▶ [Your objective]: Each line of the material must be repeated precisely, with the pictures left out.
▶
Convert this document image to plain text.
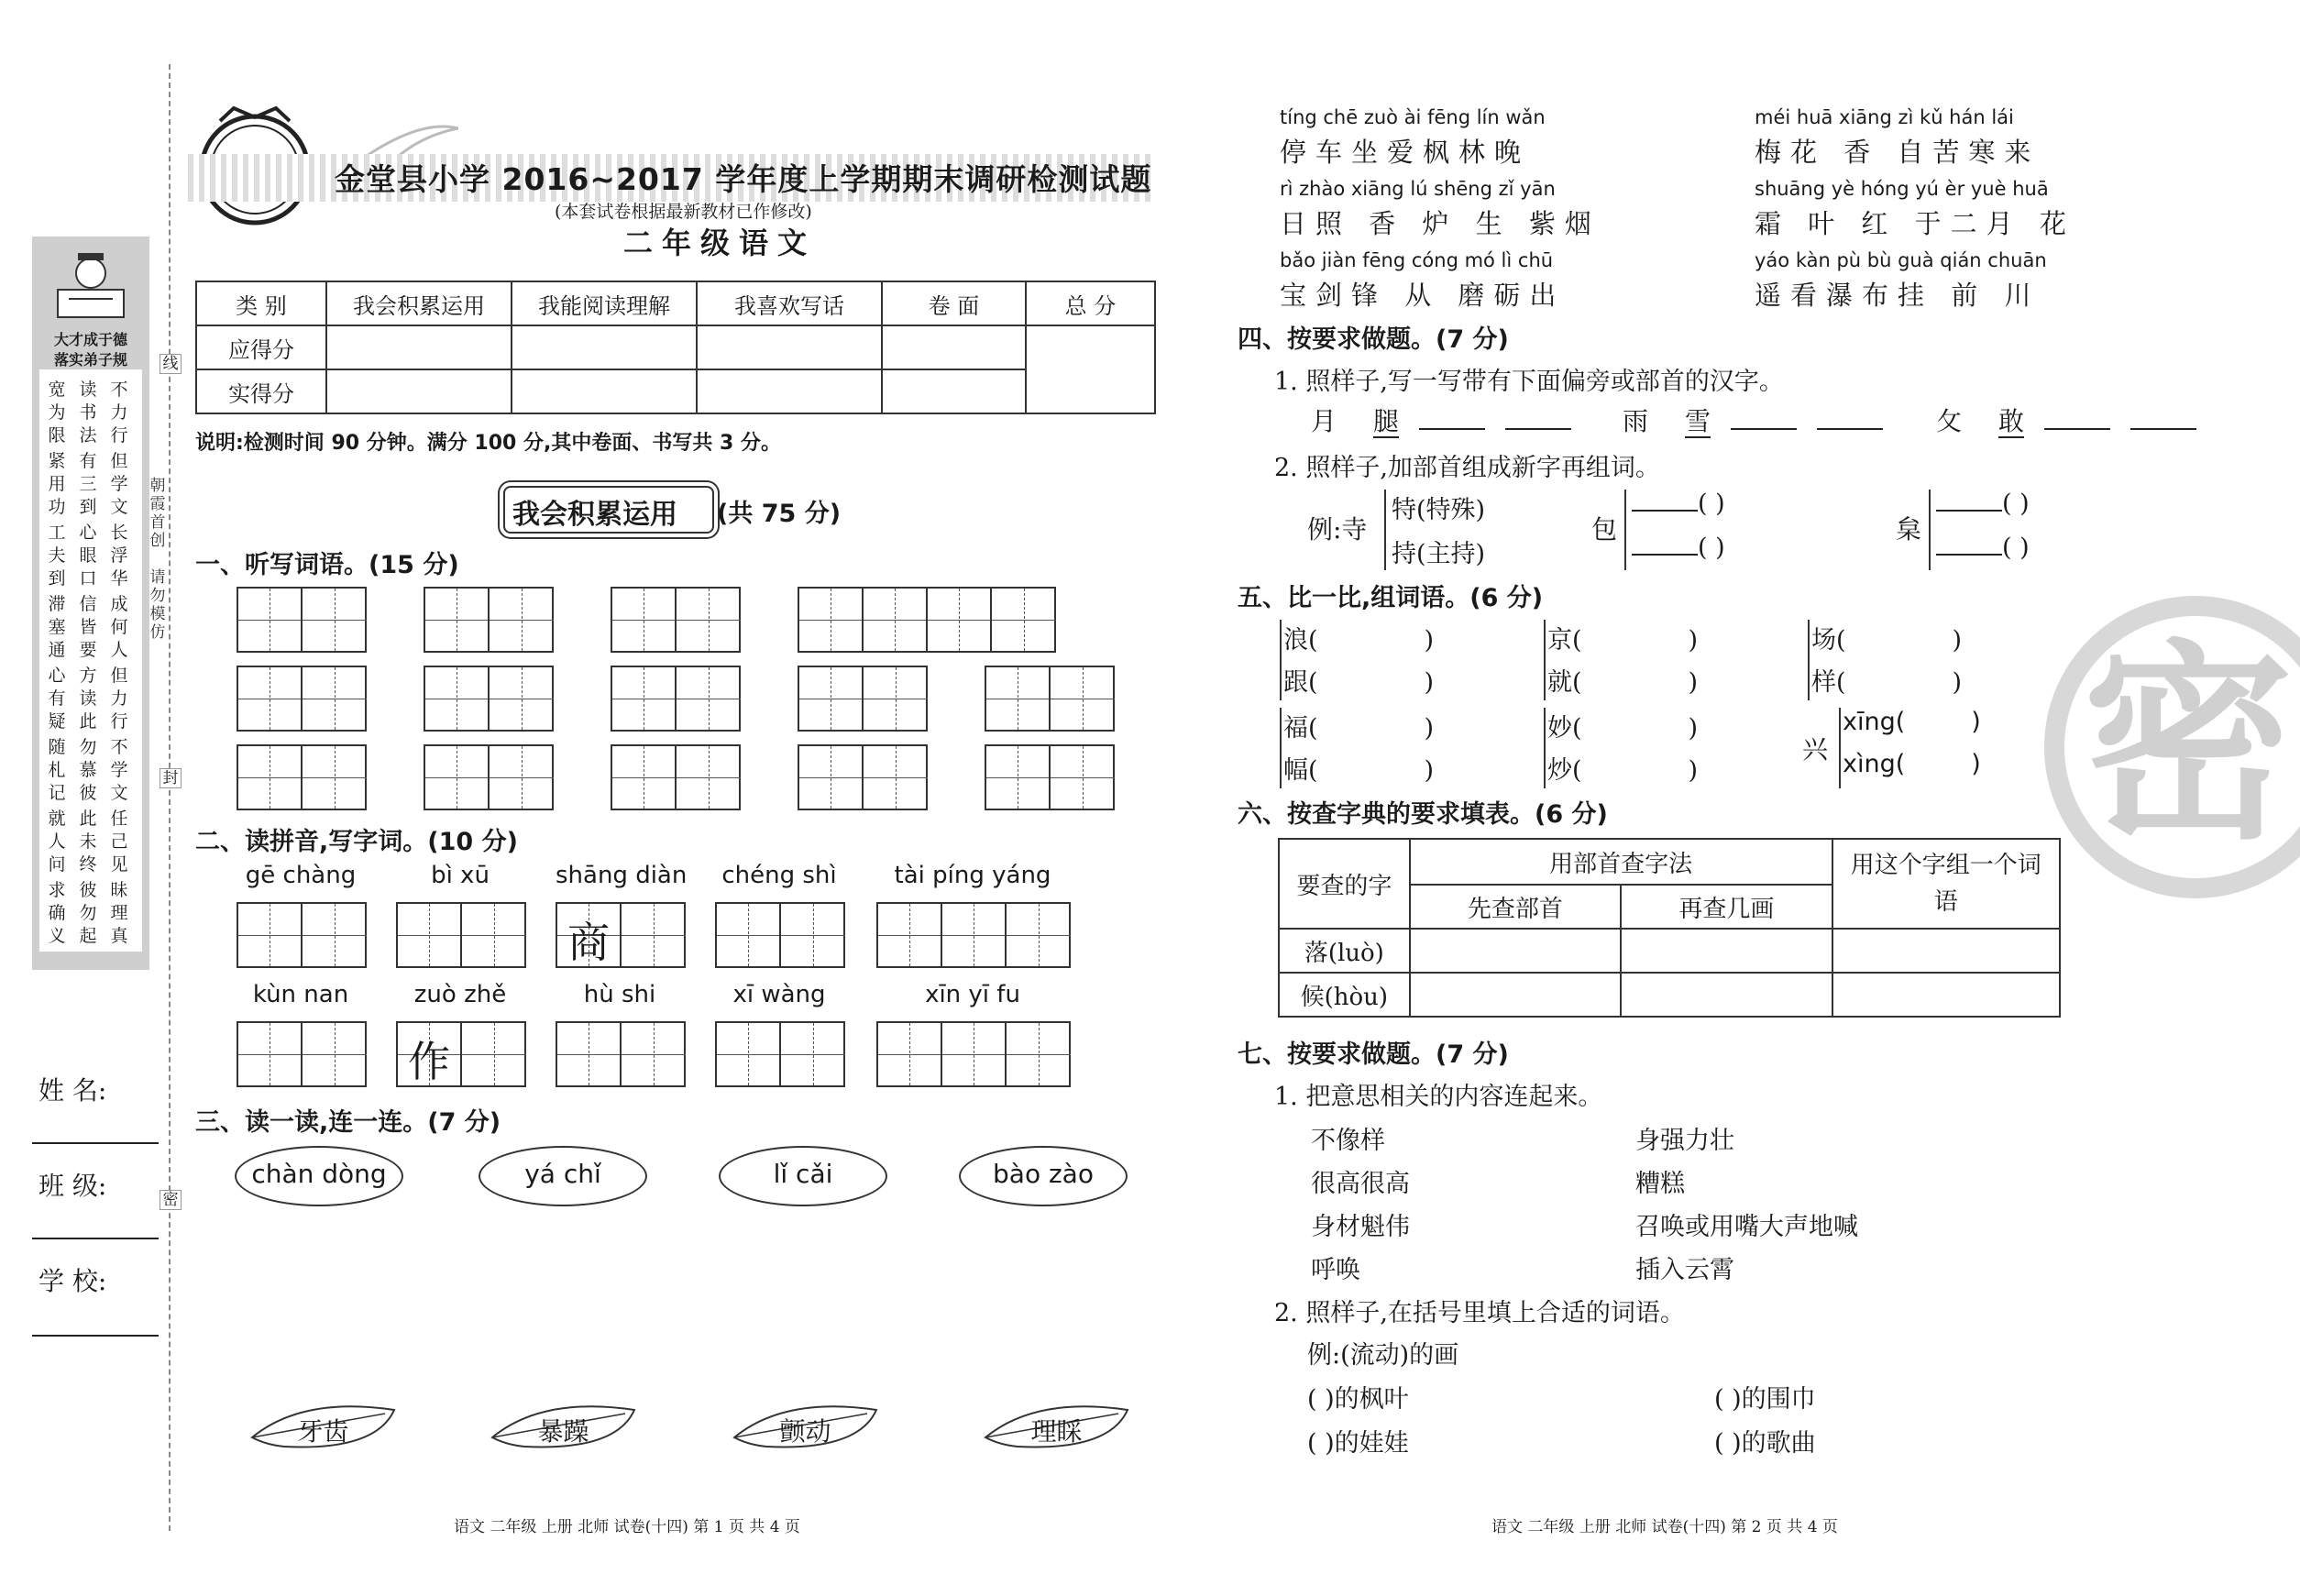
大才成于德
落实弟子规
宽为限
读书法
不力行
紧用功
有三到
但学文
工夫到
心眼口
长浮华
滞塞通
信皆要
成何人
心有疑
方读此
但力行
随札记
勿慕彼
不学文
就人问
此未终
任己见
求确义
彼勿起
昧理真
线
封
密
朝霞首创
请勿模仿
姓 名:
班 级:
学 校:
金堂县小学 2016~2017 学年度上学期期末调研检测试题
(本套试卷根据最新教材已作修改)
二年级语文
类 别	我会积累运用	我能阅读理解	我喜欢写话	卷 面	总 分
应得分					
实得分					
说明:检测时间 90 分钟。满分 100 分,其中卷面、书写共 3 分。
我会积累运用 (共 75 分)
一、听写词语。(15 分)
二、读拼音,写字词。(10 分)
gē chàng	bì xū	shāng diàn
商
chéng shì	tài píng yáng
kùn nan	zuò zhě
作
hù shi	xī wàng	xīn yī fu
三、读一读,连一连。(7 分)
chàn dòng	yá chǐ	lǐ cǎi	bào zào
牙齿	暴躁	颤动	理睬
语文 二年级 上册 北师 试卷(十四) 第 1 页 共 4 页
tíng chē zuò ài fēng lín wǎn
停车坐爱枫林晚
méi huā xiāng zì kǔ hán lái
梅花 香 自苦寒来
rì zhào xiāng lú shēng zǐ yān
日照 香 炉 生 紫烟
shuāng yè hóng yú èr yuè huā
霜 叶 红 于二月 花
bǎo jiàn fēng cóng mó lì chū
宝剑锋 从 磨砺出
yáo kàn pù bù guà qián chuān
遥看瀑布挂 前 川
四、按要求做题。(7 分)
1. 照样子,写一写带有下面偏旁或部首的汉字。
月 腿	雨 雪	攵 敢
2. 照样子,加部首组成新字再组词。
例:寺
特(特殊)
持(主持)
包
( )
( )
枲
( )
( )
五、比一比,组词语。(6 分)
浪(	)
跟(	)
京(	)
就(	)
场(	)
样(	)
福(	)
幅(	)
妙(	)
炒(	)
xīng(	)
xìng(	)
兴
六、按查字典的要求填表。(6 分)
要查的字	用部首查字法		用这个字组一个词语
	先查部首	再查几画	
落(luò)			
候(hòu)			
七、按要求做题。(7 分)
1. 把意思相关的内容连起来。
不像样
很高很高
身材魁伟
呼唤
身强力壮
糟糕
召唤或用嘴大声地喊
插入云霄
2. 照样子,在括号里填上合适的词语。
例:(流动)的画
( )的枫叶	( )的围巾
( )的娃娃	( )的歌曲
语文 二年级 上册 北师 试卷(十四) 第 2 页 共 4 页
密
◀
▶ [Finished answer]:
Convert this document image to plain text.
大才成于德
落实弟子规
宽为限
读书法
不力行
紧用功
有三到
但学文
工夫到
心眼口
长浮华
滞塞通
信皆要
成何人
心有疑
方读此
但力行
随札记
勿慕彼
不学文
就人问
此未终
任己见
求确义
彼勿起
昧理真
线
封
密
朝霞首创
请勿模仿
姓 名:
班 级:
学 校:
金堂县小学 2016~2017 学年度上学期期末调研检测试题
(本套试卷根据最新教材已作修改)
二年级语文
类 别	我会积累运用	我能阅读理解	我喜欢写话	卷 面	总 分
应得分					
实得分					
说明:检测时间 90 分钟。满分 100 分,其中卷面、书写共 3 分。
我会积累运用 (共 75 分)
一、听写词语。(15 分)
二、读拼音,写字词。(10 分)
gē chàng	bì xū	shāng diàn
商
chéng shì	tài píng yáng
kùn nan	zuò zhě
作
hù shi	xī wàng	xīn yī fu
三、读一读,连一连。(7 分)
chàn dòng	yá chǐ	lǐ cǎi	bào zào
牙齿	暴躁	颤动	理睬
语文 二年级 上册 北师 试卷(十四) 第 1 页 共 4 页
tíng chē zuò ài fēng lín wǎn
停车坐爱枫林晚
méi huā xiāng zì kǔ hán lái
梅花 香 自苦寒来
rì zhào xiāng lú shēng zǐ yān
日照 香 炉 生 紫烟
shuāng yè hóng yú èr yuè huā
霜 叶 红 于二月 花
bǎo jiàn fēng cóng mó lì chū
宝剑锋 从 磨砺出
yáo kàn pù bù guà qián chuān
遥看瀑布挂 前 川
四、按要求做题。(7 分)
1. 照样子,写一写带有下面偏旁或部首的汉字。
月 腿	雨 雪	攵 敢
2. 照样子,加部首组成新字再组词。
例:寺
特(特殊)
持(主持)
包
( )
( )
枲
( )
( )
五、比一比,组词语。(6 分)
浪(	)
跟(	)
京(	)
就(	)
场(	)
样(	)
福(	)
幅(	)
妙(	)
炒(	)
xīng(	)
xìng(	)
兴
六、按查字典的要求填表。(6 分)
要查的字	用部首查字法		用这个字组一个词语
	先查部首	再查几画	
落(luò)			
候(hòu)			
七、按要求做题。(7 分)
1. 把意思相关的内容连起来。
不像样
很高很高
身材魁伟
呼唤
身强力壮
糟糕
召唤或用嘴大声地喊
插入云霄
2. 照样子,在括号里填上合适的词语。
例:(流动)的画
( )的枫叶	( )的围巾
( )的娃娃	( )的歌曲
语文 二年级 上册 北师 试卷(十四) 第 2 页 共 4 页
密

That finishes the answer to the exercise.